Stored entries:
┌────────

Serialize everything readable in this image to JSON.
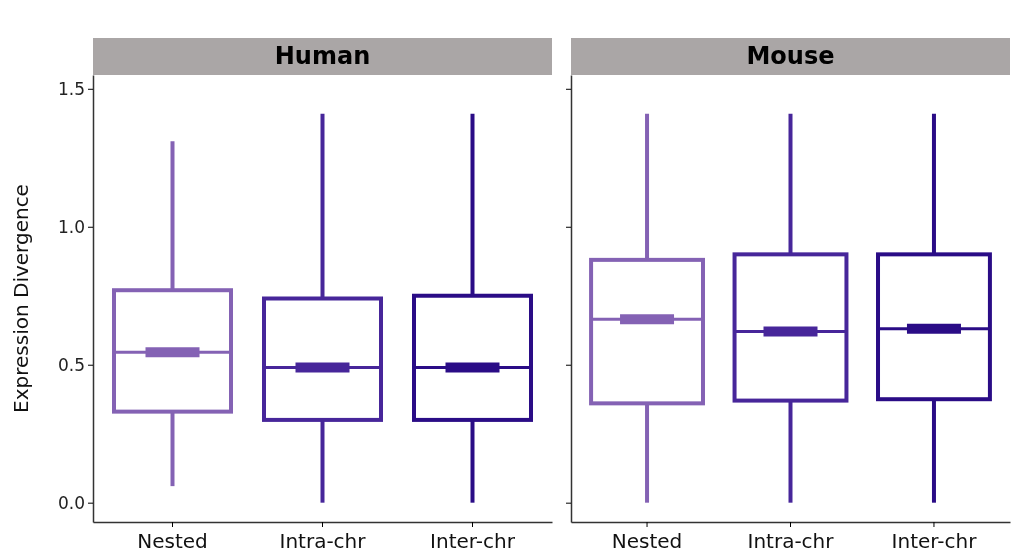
{
  "chart_data": [
    {
      "type": "box",
      "title": "Human",
      "ylabel": "Expression Divergence",
      "categories": [
        "Nested",
        "Intra-chr",
        "Inter-chr"
      ],
      "colors": [
        "#8462b4",
        "#47269a",
        "#2a0c86"
      ],
      "ylim": [
        -0.07,
        1.55
      ],
      "yticks": [
        {
          "value": 0,
          "label": "0.0"
        },
        {
          "value": 0.5,
          "label": "0.5"
        },
        {
          "value": 1,
          "label": "1.0"
        },
        {
          "value": 1.5,
          "label": "1.5"
        }
      ],
      "boxes": [
        {
          "low": 0.06,
          "q1": 0.33,
          "median": 0.545,
          "q3": 0.77,
          "high": 1.31
        },
        {
          "low": 0,
          "q1": 0.3,
          "median": 0.49,
          "q3": 0.74,
          "high": 1.41
        },
        {
          "low": 0,
          "q1": 0.3,
          "median": 0.49,
          "q3": 0.75,
          "high": 1.41
        }
      ]
    },
    {
      "type": "box",
      "title": "Mouse",
      "categories": [
        "Nested",
        "Intra-chr",
        "Inter-chr"
      ],
      "colors": [
        "#8462b4",
        "#47269a",
        "#2a0c86"
      ],
      "ylim": [
        -0.07,
        1.55
      ],
      "yticks": [
        {
          "value": 0,
          "label": null
        },
        {
          "value": 0.5,
          "label": null
        },
        {
          "value": 1,
          "label": null
        },
        {
          "value": 1.5,
          "label": null
        }
      ],
      "tick_labels": "x",
      "boxes": [
        {
          "low": 0,
          "q1": 0.36,
          "median": 0.665,
          "q3": 0.88,
          "high": 1.41
        },
        {
          "low": 0,
          "q1": 0.37,
          "median": 0.62,
          "q3": 0.9,
          "high": 1.41
        },
        {
          "low": 0,
          "q1": 0.375,
          "median": 0.63,
          "q3": 0.9,
          "high": 1.41
        }
      ]
    }
  ]
}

└────────

- [DIRECTIVE]: Write out each line of the data exactly; the images should be left out.

- [ANSWER TO THIS PROBLEM]:
Serialize everything readable in this image to JSON.
{
  "chart_data": [
    {
      "type": "box",
      "title": "Human",
      "ylabel": "Expression Divergence",
      "categories": [
        "Nested",
        "Intra-chr",
        "Inter-chr"
      ],
      "colors": [
        "#8462b4",
        "#47269a",
        "#2a0c86"
      ],
      "ylim": [
        -0.07,
        1.55
      ],
      "yticks": [
        {
          "value": 0,
          "label": "0.0"
        },
        {
          "value": 0.5,
          "label": "0.5"
        },
        {
          "value": 1,
          "label": "1.0"
        },
        {
          "value": 1.5,
          "label": "1.5"
        }
      ],
      "boxes": [
        {
          "low": 0.06,
          "q1": 0.33,
          "median": 0.545,
          "q3": 0.77,
          "high": 1.31
        },
        {
          "low": 0,
          "q1": 0.3,
          "median": 0.49,
          "q3": 0.74,
          "high": 1.41
        },
        {
          "low": 0,
          "q1": 0.3,
          "median": 0.49,
          "q3": 0.75,
          "high": 1.41
        }
      ]
    },
    {
      "type": "box",
      "title": "Mouse",
      "categories": [
        "Nested",
        "Intra-chr",
        "Inter-chr"
      ],
      "colors": [
        "#8462b4",
        "#47269a",
        "#2a0c86"
      ],
      "ylim": [
        -0.07,
        1.55
      ],
      "yticks": [
        {
          "value": 0,
          "label": null
        },
        {
          "value": 0.5,
          "label": null
        },
        {
          "value": 1,
          "label": null
        },
        {
          "value": 1.5,
          "label": null
        }
      ],
      "tick_labels": "x",
      "boxes": [
        {
          "low": 0,
          "q1": 0.36,
          "median": 0.665,
          "q3": 0.88,
          "high": 1.41
        },
        {
          "low": 0,
          "q1": 0.37,
          "median": 0.62,
          "q3": 0.9,
          "high": 1.41
        },
        {
          "low": 0,
          "q1": 0.375,
          "median": 0.63,
          "q3": 0.9,
          "high": 1.41
        }
      ]
    }
  ]
}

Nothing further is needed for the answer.